INSTRUCTIONS TO FOLLOW =
The records that follow are to be transcribed in full, without their images.
── RECORD EXTRACTS ──
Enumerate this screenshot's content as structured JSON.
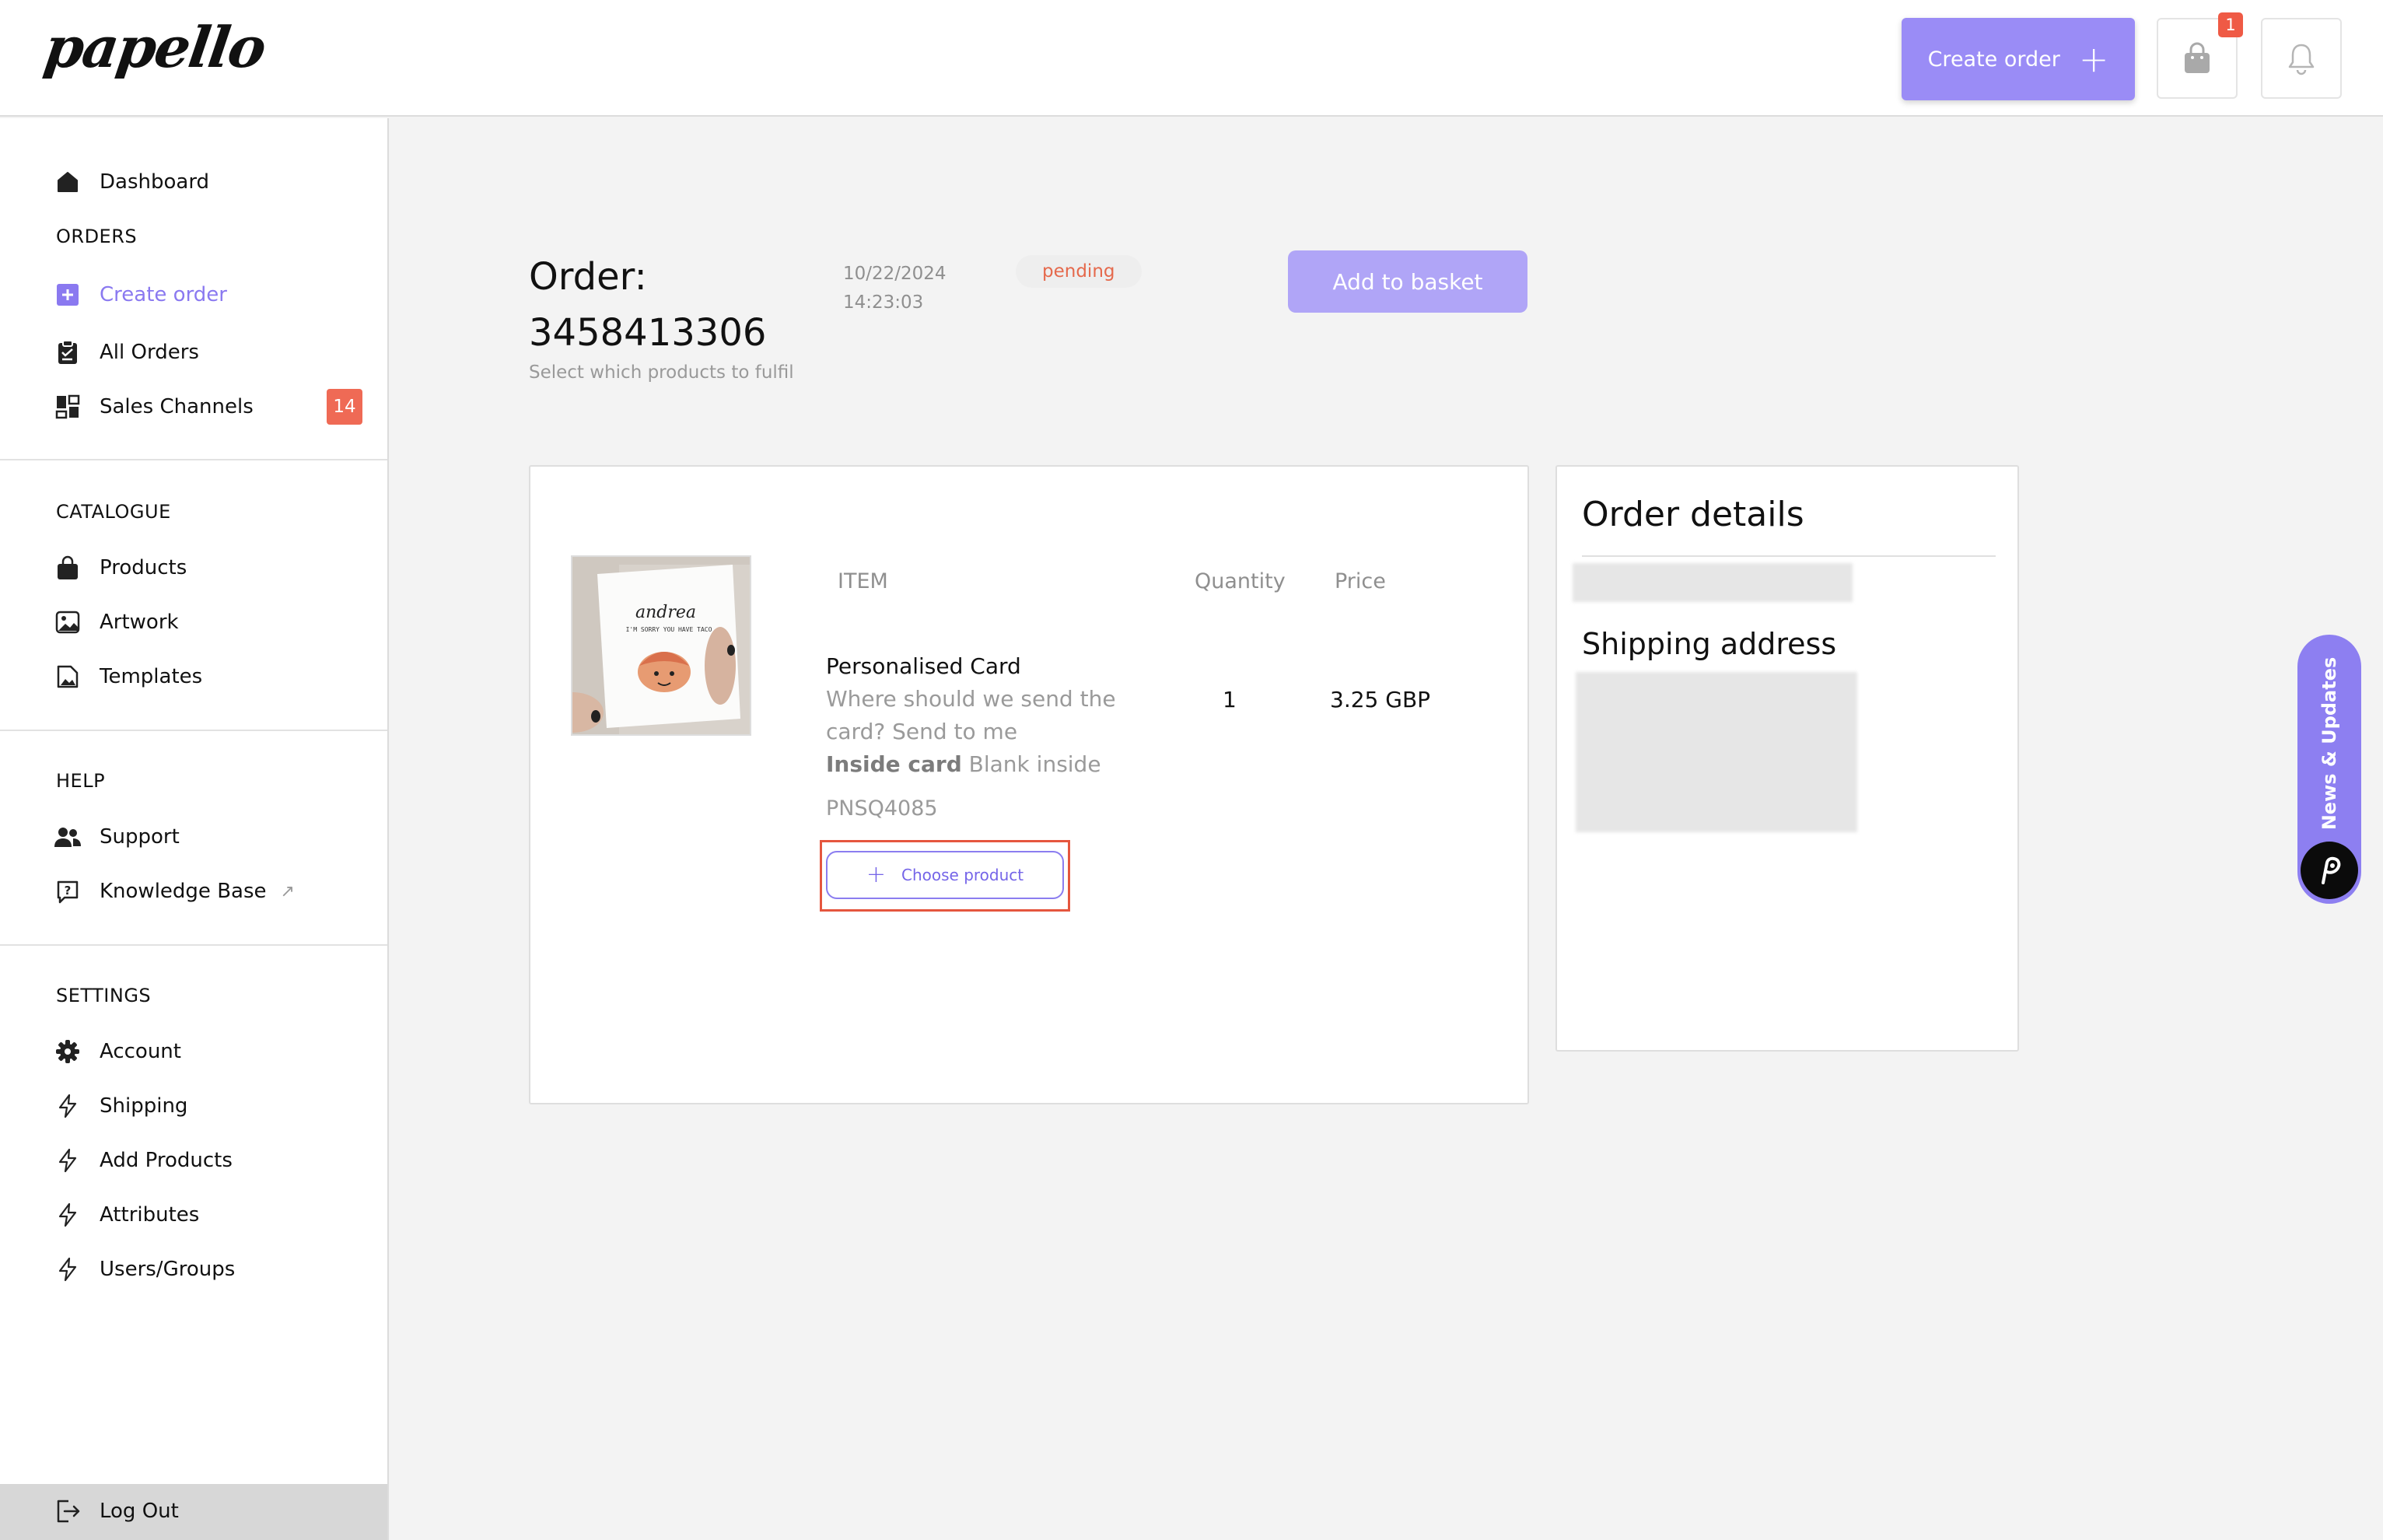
{
  "header": {
    "logo": "papello",
    "create_order_label": "Create order",
    "cart_count": "1"
  },
  "sidebar": {
    "dashboard": "Dashboard",
    "orders_section": "ORDERS",
    "create_order": "Create order",
    "all_orders": "All Orders",
    "sales_channels": "Sales Channels",
    "sales_channels_count": "14",
    "catalogue_section": "CATALOGUE",
    "products": "Products",
    "artwork": "Artwork",
    "templates": "Templates",
    "help_section": "HELP",
    "support": "Support",
    "knowledge_base": "Knowledge Base",
    "settings_section": "SETTINGS",
    "account": "Account",
    "shipping": "Shipping",
    "add_products": "Add Products",
    "attributes": "Attributes",
    "users_groups": "Users/Groups",
    "log_out": "Log Out"
  },
  "order": {
    "title_line1": "Order:",
    "title_line2": "3458413306",
    "subtitle": "Select which products to fulfil",
    "date": "10/22/2024",
    "time": "14:23:03",
    "status": "pending",
    "add_to_basket": "Add to basket"
  },
  "items": {
    "headers": {
      "item": "ITEM",
      "quantity": "Quantity",
      "price": "Price"
    },
    "product": {
      "name": "Personalised Card",
      "attr1_label": "Where should we send the card?",
      "attr1_value": "Send to me",
      "attr2_label": "Inside card",
      "attr2_value": "Blank inside",
      "sku": "PNSQ4085",
      "quantity": "1",
      "price": "3.25 GBP",
      "thumb_text_name": "andrea",
      "thumb_text_line": "I'M SORRY YOU HAVE TACO"
    },
    "choose_product": "Choose product"
  },
  "details": {
    "title": "Order details",
    "shipping_title": "Shipping address"
  },
  "news_tab": {
    "label": "News & Updates"
  },
  "colors": {
    "accent": "#9a8cf6",
    "badge": "#ef5a45",
    "status_text": "#e5694c"
  }
}
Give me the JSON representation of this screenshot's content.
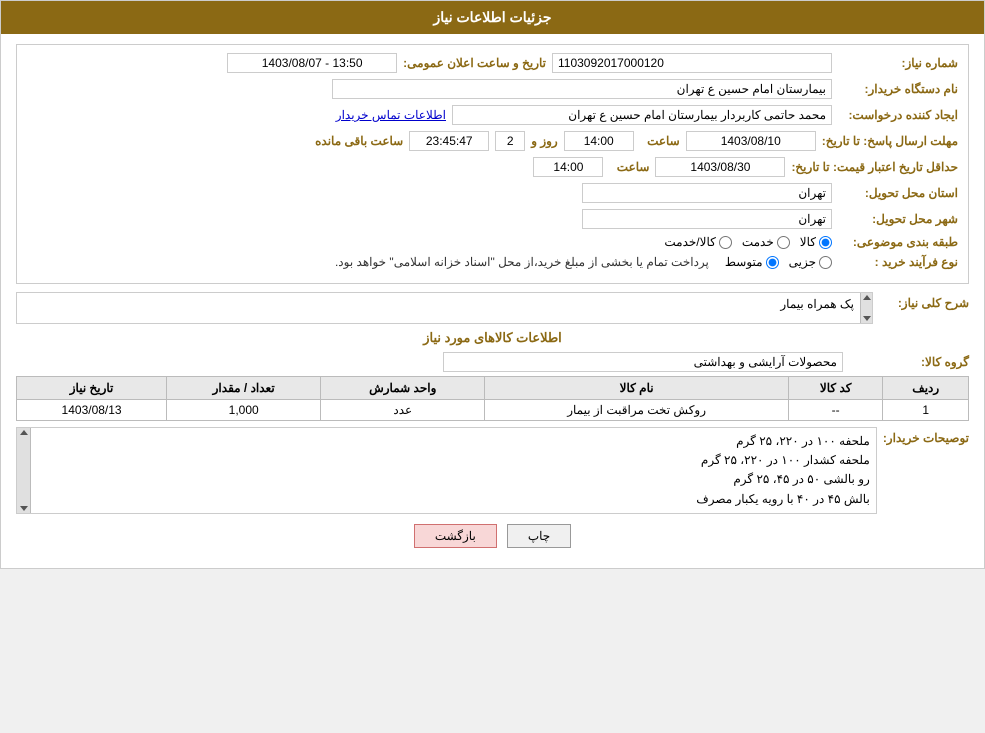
{
  "header": {
    "title": "جزئیات اطلاعات نیاز"
  },
  "form": {
    "shomareNiaz_label": "شماره نیاز:",
    "shomareNiaz_value": "1103092017000120",
    "namDastgah_label": "نام دستگاه خریدار:",
    "namDastgah_value": "بیمارستان امام حسین  ع  تهران",
    "tarikhElan_label": "تاریخ و ساعت اعلان عمومی:",
    "tarikhElan_value": "1403/08/07 - 13:50",
    "ijadKonande_label": "ایجاد کننده درخواست:",
    "ijadKonande_value": "محمد حاتمی کاربردار بیمارستان امام حسین  ع  تهران",
    "ettelaatTamas_text": "اطلاعات تماس خریدار",
    "mohlat_label": "مهلت ارسال پاسخ: تا تاریخ:",
    "mohlat_date": "1403/08/10",
    "mohlat_time": "14:00",
    "mohlat_days": "2",
    "mohlat_remaining_time": "23:45:47",
    "mohlat_remaining_label": "روز و",
    "mohlat_remaining_label2": "ساعت باقی مانده",
    "hadaqal_label": "حداقل تاریخ اعتبار قیمت: تا تاریخ:",
    "hadaqal_date": "1403/08/30",
    "hadaqal_time": "14:00",
    "ostan_label": "استان محل تحویل:",
    "ostan_value": "تهران",
    "shahr_label": "شهر محل تحویل:",
    "shahr_value": "تهران",
    "tabaqe_label": "طبقه بندی موضوعی:",
    "tabaqe_options": [
      "کالا",
      "خدمت",
      "کالا/خدمت"
    ],
    "tabaqe_selected": "کالا",
    "noefarayand_label": "نوع فرآیند خرید :",
    "noefarayand_options": [
      "جزیی",
      "متوسط"
    ],
    "noefarayand_selected": "متوسط",
    "noefarayand_desc": "پرداخت تمام یا بخشی از مبلغ خرید،از محل \"اسناد خزانه اسلامی\" خواهد بود.",
    "sharhKoli_label": "شرح کلی نیاز:",
    "sharhKoli_value": "پک همراه بیمار",
    "kalaInfo_title": "اطلاعات کالاهای مورد نیاز",
    "geroheKala_label": "گروه کالا:",
    "geroheKala_value": "محصولات آرایشی و بهداشتی",
    "table": {
      "headers": [
        "ردیف",
        "کد کالا",
        "نام کالا",
        "واحد شمارش",
        "تعداد / مقدار",
        "تاریخ نیاز"
      ],
      "rows": [
        {
          "radif": "1",
          "kod": "--",
          "name": "روکش تخت مراقبت از بیمار",
          "vahed": "عدد",
          "tedad": "1,000",
          "tarikh": "1403/08/13"
        }
      ]
    },
    "toseiyat_label": "توصیحات خریدار:",
    "toseiyat_lines": [
      "ملحفه ۱۰۰ در ۲۲۰، ۲۵ گرم",
      "ملحفه کشدار ۱۰۰ در ۲۲۰، ۲۵ گرم",
      "رو بالشی ۵۰ در ۴۵، ۲۵ گرم",
      "بالش ۴۵ در ۴۰ با رویه یکبار مصرف"
    ]
  },
  "buttons": {
    "print_label": "چاپ",
    "back_label": "بازگشت"
  }
}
───
FINAL ANSWER =
Enumerate this screenshot's content as structured JSON.
{
  "header": {
    "logo": "papello",
    "create_order_label": "Create order",
    "cart_count": "1"
  },
  "sidebar": {
    "dashboard": "Dashboard",
    "orders_section": "ORDERS",
    "create_order": "Create order",
    "all_orders": "All Orders",
    "sales_channels": "Sales Channels",
    "sales_channels_count": "14",
    "catalogue_section": "CATALOGUE",
    "products": "Products",
    "artwork": "Artwork",
    "templates": "Templates",
    "help_section": "HELP",
    "support": "Support",
    "knowledge_base": "Knowledge Base",
    "settings_section": "SETTINGS",
    "account": "Account",
    "shipping": "Shipping",
    "add_products": "Add Products",
    "attributes": "Attributes",
    "users_groups": "Users/Groups",
    "log_out": "Log Out"
  },
  "order": {
    "title_line1": "Order:",
    "title_line2": "3458413306",
    "subtitle": "Select which products to fulfil",
    "date": "10/22/2024",
    "time": "14:23:03",
    "status": "pending",
    "add_to_basket": "Add to basket"
  },
  "items": {
    "headers": {
      "item": "ITEM",
      "quantity": "Quantity",
      "price": "Price"
    },
    "product": {
      "name": "Personalised Card",
      "attr1_label": "Where should we send the card?",
      "attr1_value": "Send to me",
      "attr2_label": "Inside card",
      "attr2_value": "Blank inside",
      "sku": "PNSQ4085",
      "quantity": "1",
      "price": "3.25 GBP",
      "thumb_text_name": "andrea",
      "thumb_text_line": "I'M SORRY YOU HAVE TACO"
    },
    "choose_product": "Choose product"
  },
  "details": {
    "title": "Order details",
    "shipping_title": "Shipping address"
  },
  "news_tab": {
    "label": "News & Updates"
  },
  "colors": {
    "accent": "#9a8cf6",
    "badge": "#ef5a45",
    "status_text": "#e5694c"
  }
}
Give me the JSON representation of this screenshot's content.
{
  "header": {
    "title": "جزئیات اطلاعات نیاز"
  },
  "form": {
    "shomareNiaz_label": "شماره نیاز:",
    "shomareNiaz_value": "1103092017000120",
    "namDastgah_label": "نام دستگاه خریدار:",
    "namDastgah_value": "بیمارستان امام حسین  ع  تهران",
    "tarikhElan_label": "تاریخ و ساعت اعلان عمومی:",
    "tarikhElan_value": "1403/08/07 - 13:50",
    "ijadKonande_label": "ایجاد کننده درخواست:",
    "ijadKonande_value": "محمد حاتمی کاربردار بیمارستان امام حسین  ع  تهران",
    "ettelaatTamas_text": "اطلاعات تماس خریدار",
    "mohlat_label": "مهلت ارسال پاسخ: تا تاریخ:",
    "mohlat_date": "1403/08/10",
    "mohlat_time": "14:00",
    "mohlat_days": "2",
    "mohlat_remaining_time": "23:45:47",
    "mohlat_remaining_label": "روز و",
    "mohlat_remaining_label2": "ساعت باقی مانده",
    "hadaqal_label": "حداقل تاریخ اعتبار قیمت: تا تاریخ:",
    "hadaqal_date": "1403/08/30",
    "hadaqal_time": "14:00",
    "ostan_label": "استان محل تحویل:",
    "ostan_value": "تهران",
    "shahr_label": "شهر محل تحویل:",
    "shahr_value": "تهران",
    "tabaqe_label": "طبقه بندی موضوعی:",
    "tabaqe_options": [
      "کالا",
      "خدمت",
      "کالا/خدمت"
    ],
    "tabaqe_selected": "کالا",
    "noefarayand_label": "نوع فرآیند خرید :",
    "noefarayand_options": [
      "جزیی",
      "متوسط"
    ],
    "noefarayand_selected": "متوسط",
    "noefarayand_desc": "پرداخت تمام یا بخشی از مبلغ خرید،از محل \"اسناد خزانه اسلامی\" خواهد بود.",
    "sharhKoli_label": "شرح کلی نیاز:",
    "sharhKoli_value": "پک همراه بیمار",
    "kalaInfo_title": "اطلاعات کالاهای مورد نیاز",
    "geroheKala_label": "گروه کالا:",
    "geroheKala_value": "محصولات آرایشی و بهداشتی",
    "table": {
      "headers": [
        "ردیف",
        "کد کالا",
        "نام کالا",
        "واحد شمارش",
        "تعداد / مقدار",
        "تاریخ نیاز"
      ],
      "rows": [
        {
          "radif": "1",
          "kod": "--",
          "name": "روکش تخت مراقبت از بیمار",
          "vahed": "عدد",
          "tedad": "1,000",
          "tarikh": "1403/08/13"
        }
      ]
    },
    "toseiyat_label": "توصیحات خریدار:",
    "toseiyat_lines": [
      "ملحفه ۱۰۰ در ۲۲۰، ۲۵ گرم",
      "ملحفه کشدار ۱۰۰ در ۲۲۰، ۲۵ گرم",
      "رو بالشی ۵۰ در ۴۵، ۲۵ گرم",
      "بالش ۴۵ در ۴۰ با رویه یکبار مصرف"
    ]
  },
  "buttons": {
    "print_label": "چاپ",
    "back_label": "بازگشت"
  }
}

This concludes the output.